_What is being asked_
Print the range of lines that opens with the line containing "Give me the" and closes with the last line of the listing. Include both ends; print nothing more.

_Data_
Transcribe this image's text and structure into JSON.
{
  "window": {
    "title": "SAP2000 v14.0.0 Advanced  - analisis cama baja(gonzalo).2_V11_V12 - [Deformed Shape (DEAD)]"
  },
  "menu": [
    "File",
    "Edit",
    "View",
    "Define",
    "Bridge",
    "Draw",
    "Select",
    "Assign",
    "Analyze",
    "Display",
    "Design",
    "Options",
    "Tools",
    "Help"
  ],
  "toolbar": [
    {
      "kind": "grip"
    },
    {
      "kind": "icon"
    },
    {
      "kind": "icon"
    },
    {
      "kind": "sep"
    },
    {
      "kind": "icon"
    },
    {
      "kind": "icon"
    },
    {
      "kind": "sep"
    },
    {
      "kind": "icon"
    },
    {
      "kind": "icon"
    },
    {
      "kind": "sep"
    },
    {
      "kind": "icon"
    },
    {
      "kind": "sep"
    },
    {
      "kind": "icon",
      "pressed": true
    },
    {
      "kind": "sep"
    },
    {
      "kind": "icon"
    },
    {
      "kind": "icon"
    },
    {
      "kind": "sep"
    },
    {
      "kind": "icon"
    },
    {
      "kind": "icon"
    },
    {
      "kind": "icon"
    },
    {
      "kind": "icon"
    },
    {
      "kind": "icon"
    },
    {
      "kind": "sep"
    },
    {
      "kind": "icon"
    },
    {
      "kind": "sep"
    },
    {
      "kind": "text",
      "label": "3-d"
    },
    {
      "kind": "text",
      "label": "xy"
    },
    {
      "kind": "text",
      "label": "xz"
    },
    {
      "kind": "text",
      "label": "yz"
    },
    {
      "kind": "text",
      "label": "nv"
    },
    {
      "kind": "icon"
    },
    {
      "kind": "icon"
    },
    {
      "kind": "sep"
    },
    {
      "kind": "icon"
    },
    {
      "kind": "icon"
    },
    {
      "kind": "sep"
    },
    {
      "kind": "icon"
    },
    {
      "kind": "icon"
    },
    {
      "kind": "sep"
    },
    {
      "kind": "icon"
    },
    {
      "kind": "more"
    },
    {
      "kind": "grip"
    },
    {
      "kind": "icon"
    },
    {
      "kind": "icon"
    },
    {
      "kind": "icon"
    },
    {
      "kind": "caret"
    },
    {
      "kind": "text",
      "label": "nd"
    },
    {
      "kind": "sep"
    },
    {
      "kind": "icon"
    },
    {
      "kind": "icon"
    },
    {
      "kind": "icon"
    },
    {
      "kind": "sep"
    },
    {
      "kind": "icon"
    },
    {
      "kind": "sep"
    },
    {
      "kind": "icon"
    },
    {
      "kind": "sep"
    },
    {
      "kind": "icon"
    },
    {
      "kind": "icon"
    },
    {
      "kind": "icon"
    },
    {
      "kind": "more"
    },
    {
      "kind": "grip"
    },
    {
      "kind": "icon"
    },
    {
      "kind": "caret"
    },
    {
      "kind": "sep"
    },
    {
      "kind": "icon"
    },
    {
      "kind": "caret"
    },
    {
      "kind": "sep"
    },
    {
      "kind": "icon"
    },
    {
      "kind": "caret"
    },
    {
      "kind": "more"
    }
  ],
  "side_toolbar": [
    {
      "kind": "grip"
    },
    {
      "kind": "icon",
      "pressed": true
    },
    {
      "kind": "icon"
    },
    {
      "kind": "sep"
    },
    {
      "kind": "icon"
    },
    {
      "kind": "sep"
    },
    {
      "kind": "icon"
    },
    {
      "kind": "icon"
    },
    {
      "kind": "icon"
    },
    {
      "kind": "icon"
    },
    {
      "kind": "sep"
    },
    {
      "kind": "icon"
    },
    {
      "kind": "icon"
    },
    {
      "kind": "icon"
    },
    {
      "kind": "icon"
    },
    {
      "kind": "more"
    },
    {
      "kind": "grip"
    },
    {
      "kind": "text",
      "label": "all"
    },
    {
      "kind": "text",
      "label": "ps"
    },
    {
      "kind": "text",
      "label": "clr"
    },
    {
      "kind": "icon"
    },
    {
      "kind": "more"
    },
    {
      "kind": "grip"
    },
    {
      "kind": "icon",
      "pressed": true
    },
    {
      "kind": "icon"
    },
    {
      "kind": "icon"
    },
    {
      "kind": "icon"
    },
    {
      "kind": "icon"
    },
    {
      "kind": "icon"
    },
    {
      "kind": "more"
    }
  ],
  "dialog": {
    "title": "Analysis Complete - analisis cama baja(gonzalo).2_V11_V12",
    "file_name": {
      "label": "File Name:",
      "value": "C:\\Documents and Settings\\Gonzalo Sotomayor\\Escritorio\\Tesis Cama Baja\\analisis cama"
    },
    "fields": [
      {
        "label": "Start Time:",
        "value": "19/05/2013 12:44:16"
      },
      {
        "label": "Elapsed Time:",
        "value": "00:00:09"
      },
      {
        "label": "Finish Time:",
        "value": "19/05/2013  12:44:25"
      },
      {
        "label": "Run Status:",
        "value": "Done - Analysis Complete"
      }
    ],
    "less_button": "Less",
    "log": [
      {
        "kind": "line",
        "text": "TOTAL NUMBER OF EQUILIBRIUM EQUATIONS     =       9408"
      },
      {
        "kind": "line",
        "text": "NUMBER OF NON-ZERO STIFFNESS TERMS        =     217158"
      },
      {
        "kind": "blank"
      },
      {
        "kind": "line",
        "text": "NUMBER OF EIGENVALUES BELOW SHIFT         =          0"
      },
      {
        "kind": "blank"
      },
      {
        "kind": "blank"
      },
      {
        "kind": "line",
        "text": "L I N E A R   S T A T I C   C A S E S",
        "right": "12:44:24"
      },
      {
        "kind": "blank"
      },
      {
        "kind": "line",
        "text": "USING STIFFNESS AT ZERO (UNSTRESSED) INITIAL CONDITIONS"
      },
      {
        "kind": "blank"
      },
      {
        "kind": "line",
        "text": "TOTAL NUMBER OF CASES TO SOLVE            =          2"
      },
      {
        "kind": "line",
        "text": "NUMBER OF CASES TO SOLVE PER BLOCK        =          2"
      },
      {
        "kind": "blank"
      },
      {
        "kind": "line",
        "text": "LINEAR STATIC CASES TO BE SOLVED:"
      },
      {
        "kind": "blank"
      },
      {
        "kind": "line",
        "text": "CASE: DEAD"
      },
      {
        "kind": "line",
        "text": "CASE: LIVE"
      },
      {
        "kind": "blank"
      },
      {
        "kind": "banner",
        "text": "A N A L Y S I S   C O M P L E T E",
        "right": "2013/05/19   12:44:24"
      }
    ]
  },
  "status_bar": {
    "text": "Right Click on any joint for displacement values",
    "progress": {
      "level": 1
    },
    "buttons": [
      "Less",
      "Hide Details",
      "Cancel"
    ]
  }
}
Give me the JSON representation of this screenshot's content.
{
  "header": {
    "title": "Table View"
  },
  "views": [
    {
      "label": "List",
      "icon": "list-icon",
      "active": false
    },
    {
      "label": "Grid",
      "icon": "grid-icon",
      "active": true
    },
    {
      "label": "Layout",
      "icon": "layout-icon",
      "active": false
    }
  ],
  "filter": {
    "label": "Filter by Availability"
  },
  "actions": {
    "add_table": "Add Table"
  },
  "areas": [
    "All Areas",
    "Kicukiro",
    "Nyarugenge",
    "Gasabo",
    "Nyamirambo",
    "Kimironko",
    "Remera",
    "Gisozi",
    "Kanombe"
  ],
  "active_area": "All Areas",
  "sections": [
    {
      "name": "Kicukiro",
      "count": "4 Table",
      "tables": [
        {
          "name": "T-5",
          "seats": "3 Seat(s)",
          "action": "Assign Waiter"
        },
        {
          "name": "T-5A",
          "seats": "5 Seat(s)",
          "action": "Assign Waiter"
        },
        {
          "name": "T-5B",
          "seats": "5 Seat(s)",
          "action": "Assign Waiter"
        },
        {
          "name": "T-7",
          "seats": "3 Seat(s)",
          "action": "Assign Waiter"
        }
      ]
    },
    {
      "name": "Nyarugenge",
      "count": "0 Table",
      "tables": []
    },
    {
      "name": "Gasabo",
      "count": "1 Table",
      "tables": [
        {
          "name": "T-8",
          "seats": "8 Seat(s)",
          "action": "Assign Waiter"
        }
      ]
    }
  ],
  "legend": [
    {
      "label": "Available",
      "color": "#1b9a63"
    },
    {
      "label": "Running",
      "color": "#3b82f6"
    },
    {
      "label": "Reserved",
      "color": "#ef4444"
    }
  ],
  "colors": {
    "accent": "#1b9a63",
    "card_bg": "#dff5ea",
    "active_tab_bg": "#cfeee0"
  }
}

_Finished task_
Give me the JSON representation of this screenshot's content.
{
  "header": {
    "title": "Table View"
  },
  "views": [
    {
      "label": "List",
      "icon": "list-icon",
      "active": false
    },
    {
      "label": "Grid",
      "icon": "grid-icon",
      "active": true
    },
    {
      "label": "Layout",
      "icon": "layout-icon",
      "active": false
    }
  ],
  "filter": {
    "label": "Filter by Availability"
  },
  "actions": {
    "add_table": "Add Table"
  },
  "areas": [
    "All Areas",
    "Kicukiro",
    "Nyarugenge",
    "Gasabo",
    "Nyamirambo",
    "Kimironko",
    "Remera",
    "Gisozi",
    "Kanombe"
  ],
  "active_area": "All Areas",
  "sections": [
    {
      "name": "Kicukiro",
      "count": "4 Table",
      "tables": [
        {
          "name": "T-5",
          "seats": "3 Seat(s)",
          "action": "Assign Waiter"
        },
        {
          "name": "T-5A",
          "seats": "5 Seat(s)",
          "action": "Assign Waiter"
        },
        {
          "name": "T-5B",
          "seats": "5 Seat(s)",
          "action": "Assign Waiter"
        },
        {
          "name": "T-7",
          "seats": "3 Seat(s)",
          "action": "Assign Waiter"
        }
      ]
    },
    {
      "name": "Nyarugenge",
      "count": "0 Table",
      "tables": []
    },
    {
      "name": "Gasabo",
      "count": "1 Table",
      "tables": [
        {
          "name": "T-8",
          "seats": "8 Seat(s)",
          "action": "Assign Waiter"
        }
      ]
    }
  ],
  "legend": [
    {
      "label": "Available",
      "color": "#1b9a63"
    },
    {
      "label": "Running",
      "color": "#3b82f6"
    },
    {
      "label": "Reserved",
      "color": "#ef4444"
    }
  ],
  "colors": {
    "accent": "#1b9a63",
    "card_bg": "#dff5ea",
    "active_tab_bg": "#cfeee0"
  }
}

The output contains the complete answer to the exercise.